DOCUMENT EXCERPT:
As noted last week, PM2.5 is a huge global challenge with emissions projected to substantially increase (despite the many stationary and mobile source measures put into place around the world to reduce emissions).

Over the past three years, MIT used complex models of chemical reactions in the atmosphere to examine PM2.5 chemistry and how it responds to changes in emissions levels and found that while NOx and SO2 levels in the U.S. are lower, more PM2.5 is formed for every unit of these pollutants emitted. Thus, MIT found, the potential benefit of policies restricting NOx and SO2 are much greater (and not less which experts have assumed in the past).

MIT noted the results demonstrate the importance of tailoring air pollution policies to specific situations and of addressing a variety of emissions in a coordinated way. And indeed, I suspect this work will be used or cited in the future in development of new regulations for mobile and stationary sources.

RECORDS SUPPLIED:
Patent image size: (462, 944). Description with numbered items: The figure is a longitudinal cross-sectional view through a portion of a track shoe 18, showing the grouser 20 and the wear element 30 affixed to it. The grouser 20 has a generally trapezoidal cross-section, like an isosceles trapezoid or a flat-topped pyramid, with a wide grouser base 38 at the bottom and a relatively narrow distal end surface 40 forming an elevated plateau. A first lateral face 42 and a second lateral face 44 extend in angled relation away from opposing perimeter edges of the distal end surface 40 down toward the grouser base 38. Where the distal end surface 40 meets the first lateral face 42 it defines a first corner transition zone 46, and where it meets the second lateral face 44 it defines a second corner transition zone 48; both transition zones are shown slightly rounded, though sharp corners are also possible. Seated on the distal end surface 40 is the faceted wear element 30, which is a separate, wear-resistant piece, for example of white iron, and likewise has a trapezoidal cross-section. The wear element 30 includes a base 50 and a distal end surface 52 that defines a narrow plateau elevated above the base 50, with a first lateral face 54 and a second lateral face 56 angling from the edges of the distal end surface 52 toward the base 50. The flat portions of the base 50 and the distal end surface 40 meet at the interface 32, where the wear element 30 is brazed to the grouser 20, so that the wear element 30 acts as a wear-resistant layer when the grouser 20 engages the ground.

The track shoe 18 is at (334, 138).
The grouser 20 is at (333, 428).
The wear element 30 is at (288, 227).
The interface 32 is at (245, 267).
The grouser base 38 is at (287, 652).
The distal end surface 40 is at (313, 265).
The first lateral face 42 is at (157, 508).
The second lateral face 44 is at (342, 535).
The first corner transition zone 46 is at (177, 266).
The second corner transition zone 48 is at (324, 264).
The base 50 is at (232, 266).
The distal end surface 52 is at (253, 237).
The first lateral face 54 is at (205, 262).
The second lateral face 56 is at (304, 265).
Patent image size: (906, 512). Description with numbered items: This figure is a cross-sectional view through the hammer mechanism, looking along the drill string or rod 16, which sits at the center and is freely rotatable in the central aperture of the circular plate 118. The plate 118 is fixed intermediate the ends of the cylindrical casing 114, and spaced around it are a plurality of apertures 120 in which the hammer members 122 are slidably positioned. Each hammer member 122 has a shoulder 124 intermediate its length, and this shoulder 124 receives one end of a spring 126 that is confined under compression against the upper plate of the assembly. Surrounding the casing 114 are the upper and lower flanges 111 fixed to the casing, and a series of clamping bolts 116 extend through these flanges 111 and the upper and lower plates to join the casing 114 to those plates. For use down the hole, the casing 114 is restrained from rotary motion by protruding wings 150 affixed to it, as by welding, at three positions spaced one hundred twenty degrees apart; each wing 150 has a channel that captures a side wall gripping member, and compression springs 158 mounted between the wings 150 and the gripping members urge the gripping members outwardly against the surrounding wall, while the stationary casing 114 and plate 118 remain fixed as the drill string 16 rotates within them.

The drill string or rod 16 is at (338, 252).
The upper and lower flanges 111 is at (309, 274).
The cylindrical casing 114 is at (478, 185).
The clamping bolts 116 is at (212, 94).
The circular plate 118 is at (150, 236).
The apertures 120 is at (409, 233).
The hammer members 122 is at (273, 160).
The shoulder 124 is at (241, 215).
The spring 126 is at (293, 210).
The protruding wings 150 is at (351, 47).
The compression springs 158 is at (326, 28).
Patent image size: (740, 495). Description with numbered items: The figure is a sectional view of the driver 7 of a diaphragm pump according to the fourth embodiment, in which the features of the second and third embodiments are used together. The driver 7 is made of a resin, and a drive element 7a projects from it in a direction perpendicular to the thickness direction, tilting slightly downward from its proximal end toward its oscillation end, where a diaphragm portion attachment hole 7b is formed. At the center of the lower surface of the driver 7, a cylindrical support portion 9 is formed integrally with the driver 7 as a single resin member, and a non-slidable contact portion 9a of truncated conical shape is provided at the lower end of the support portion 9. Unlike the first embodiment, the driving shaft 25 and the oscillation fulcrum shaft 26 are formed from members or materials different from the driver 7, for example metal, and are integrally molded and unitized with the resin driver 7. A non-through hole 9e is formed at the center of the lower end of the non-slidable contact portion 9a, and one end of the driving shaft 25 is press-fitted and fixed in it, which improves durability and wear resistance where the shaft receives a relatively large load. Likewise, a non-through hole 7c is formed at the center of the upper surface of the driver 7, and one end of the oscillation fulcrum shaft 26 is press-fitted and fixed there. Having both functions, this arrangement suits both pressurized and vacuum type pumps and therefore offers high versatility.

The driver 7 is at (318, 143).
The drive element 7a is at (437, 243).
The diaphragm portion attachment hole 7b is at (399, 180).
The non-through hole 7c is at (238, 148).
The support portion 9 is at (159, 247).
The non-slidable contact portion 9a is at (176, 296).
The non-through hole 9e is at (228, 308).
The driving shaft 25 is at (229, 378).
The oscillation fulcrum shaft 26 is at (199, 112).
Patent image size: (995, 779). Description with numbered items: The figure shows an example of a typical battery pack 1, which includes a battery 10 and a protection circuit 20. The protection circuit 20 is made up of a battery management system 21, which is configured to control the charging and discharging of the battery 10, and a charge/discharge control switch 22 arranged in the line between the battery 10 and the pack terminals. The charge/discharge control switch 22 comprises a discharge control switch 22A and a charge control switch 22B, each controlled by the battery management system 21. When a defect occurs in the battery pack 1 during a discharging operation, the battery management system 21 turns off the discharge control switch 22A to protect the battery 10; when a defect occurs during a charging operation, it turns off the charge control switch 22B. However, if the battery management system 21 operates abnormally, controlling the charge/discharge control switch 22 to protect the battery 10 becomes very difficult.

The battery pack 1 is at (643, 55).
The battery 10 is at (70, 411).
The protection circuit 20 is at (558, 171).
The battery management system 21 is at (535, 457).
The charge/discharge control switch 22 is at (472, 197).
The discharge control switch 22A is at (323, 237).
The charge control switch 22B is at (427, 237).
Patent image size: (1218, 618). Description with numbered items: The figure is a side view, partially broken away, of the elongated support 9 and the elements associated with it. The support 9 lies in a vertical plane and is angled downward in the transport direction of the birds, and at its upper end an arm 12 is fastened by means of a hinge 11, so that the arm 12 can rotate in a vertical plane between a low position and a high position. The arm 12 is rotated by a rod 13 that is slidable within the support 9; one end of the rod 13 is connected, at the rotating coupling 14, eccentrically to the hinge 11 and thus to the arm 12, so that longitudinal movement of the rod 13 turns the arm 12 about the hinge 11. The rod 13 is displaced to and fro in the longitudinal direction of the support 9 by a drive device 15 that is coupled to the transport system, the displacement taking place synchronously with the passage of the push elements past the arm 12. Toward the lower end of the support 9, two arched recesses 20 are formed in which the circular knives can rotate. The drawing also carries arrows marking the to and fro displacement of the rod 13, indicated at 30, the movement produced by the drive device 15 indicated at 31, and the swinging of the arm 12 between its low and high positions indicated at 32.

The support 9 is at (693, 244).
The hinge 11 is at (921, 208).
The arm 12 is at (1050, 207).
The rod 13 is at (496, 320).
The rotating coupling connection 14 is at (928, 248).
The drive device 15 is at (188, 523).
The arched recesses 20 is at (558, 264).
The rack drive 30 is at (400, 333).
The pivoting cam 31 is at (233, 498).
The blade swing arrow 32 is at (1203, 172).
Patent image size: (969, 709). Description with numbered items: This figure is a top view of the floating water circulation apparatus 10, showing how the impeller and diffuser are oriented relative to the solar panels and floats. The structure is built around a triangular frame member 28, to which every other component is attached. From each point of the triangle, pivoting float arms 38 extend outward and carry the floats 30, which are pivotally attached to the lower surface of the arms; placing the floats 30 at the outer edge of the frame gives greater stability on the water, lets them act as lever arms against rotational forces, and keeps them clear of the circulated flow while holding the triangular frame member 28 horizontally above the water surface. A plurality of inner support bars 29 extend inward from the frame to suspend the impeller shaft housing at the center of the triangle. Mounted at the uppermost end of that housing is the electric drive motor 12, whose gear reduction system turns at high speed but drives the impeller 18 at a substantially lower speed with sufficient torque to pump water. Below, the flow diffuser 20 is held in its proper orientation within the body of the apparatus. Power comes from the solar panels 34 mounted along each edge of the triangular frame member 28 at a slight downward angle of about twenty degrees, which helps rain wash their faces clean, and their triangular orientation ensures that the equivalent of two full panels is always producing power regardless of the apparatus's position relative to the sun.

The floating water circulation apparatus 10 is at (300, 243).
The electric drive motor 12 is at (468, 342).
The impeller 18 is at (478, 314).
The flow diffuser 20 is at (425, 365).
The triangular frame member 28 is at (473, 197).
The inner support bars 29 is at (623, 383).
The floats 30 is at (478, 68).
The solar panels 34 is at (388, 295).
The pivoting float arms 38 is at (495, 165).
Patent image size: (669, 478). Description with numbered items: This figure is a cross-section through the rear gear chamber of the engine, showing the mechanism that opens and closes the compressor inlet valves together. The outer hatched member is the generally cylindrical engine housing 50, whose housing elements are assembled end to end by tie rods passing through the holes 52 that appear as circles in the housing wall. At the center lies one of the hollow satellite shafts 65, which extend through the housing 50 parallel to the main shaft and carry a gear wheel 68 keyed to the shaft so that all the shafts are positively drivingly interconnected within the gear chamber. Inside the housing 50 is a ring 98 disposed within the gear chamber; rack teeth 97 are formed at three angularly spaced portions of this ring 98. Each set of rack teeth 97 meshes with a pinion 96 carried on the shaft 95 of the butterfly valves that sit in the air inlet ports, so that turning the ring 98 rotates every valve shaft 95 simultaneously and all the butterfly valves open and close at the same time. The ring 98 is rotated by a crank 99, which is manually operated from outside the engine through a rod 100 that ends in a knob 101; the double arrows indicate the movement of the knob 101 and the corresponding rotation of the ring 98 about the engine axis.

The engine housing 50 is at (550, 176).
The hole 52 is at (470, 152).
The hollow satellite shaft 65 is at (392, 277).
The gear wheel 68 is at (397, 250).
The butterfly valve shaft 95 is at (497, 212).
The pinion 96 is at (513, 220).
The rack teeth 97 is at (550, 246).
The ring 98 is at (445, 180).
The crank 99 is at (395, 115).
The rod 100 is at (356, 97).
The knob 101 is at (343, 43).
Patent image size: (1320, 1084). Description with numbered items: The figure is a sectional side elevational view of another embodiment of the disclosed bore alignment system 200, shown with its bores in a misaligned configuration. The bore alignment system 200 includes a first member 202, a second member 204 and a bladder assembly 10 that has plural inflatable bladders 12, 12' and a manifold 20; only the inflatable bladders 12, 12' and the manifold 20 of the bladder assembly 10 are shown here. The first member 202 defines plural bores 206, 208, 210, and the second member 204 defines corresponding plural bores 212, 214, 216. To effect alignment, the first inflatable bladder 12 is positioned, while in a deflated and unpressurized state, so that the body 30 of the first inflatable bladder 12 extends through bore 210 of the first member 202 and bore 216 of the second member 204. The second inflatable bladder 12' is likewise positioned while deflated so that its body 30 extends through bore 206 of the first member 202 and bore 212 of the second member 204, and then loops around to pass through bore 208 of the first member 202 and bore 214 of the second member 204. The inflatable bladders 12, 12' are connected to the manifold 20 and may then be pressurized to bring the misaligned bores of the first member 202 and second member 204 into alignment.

DIRECTIONS:
Can you return the part of the PM2.5 text between "Over the past" and "in the past).", inclusive, copied word for word?

REPLY TO THE EXERCISE:
Over the past three years, MIT used complex models of chemical reactions in the atmosphere to examine PM2.5 chemistry and how it responds to changes in emissions levels and found that while NOx and SO2 levels in the U.S. are lower, more PM2.5 is formed for every unit of these pollutants emitted. Thus, MIT found, the potential benefit of policies restricting NOx and SO2 are much greater (and not less which experts have assumed in the past).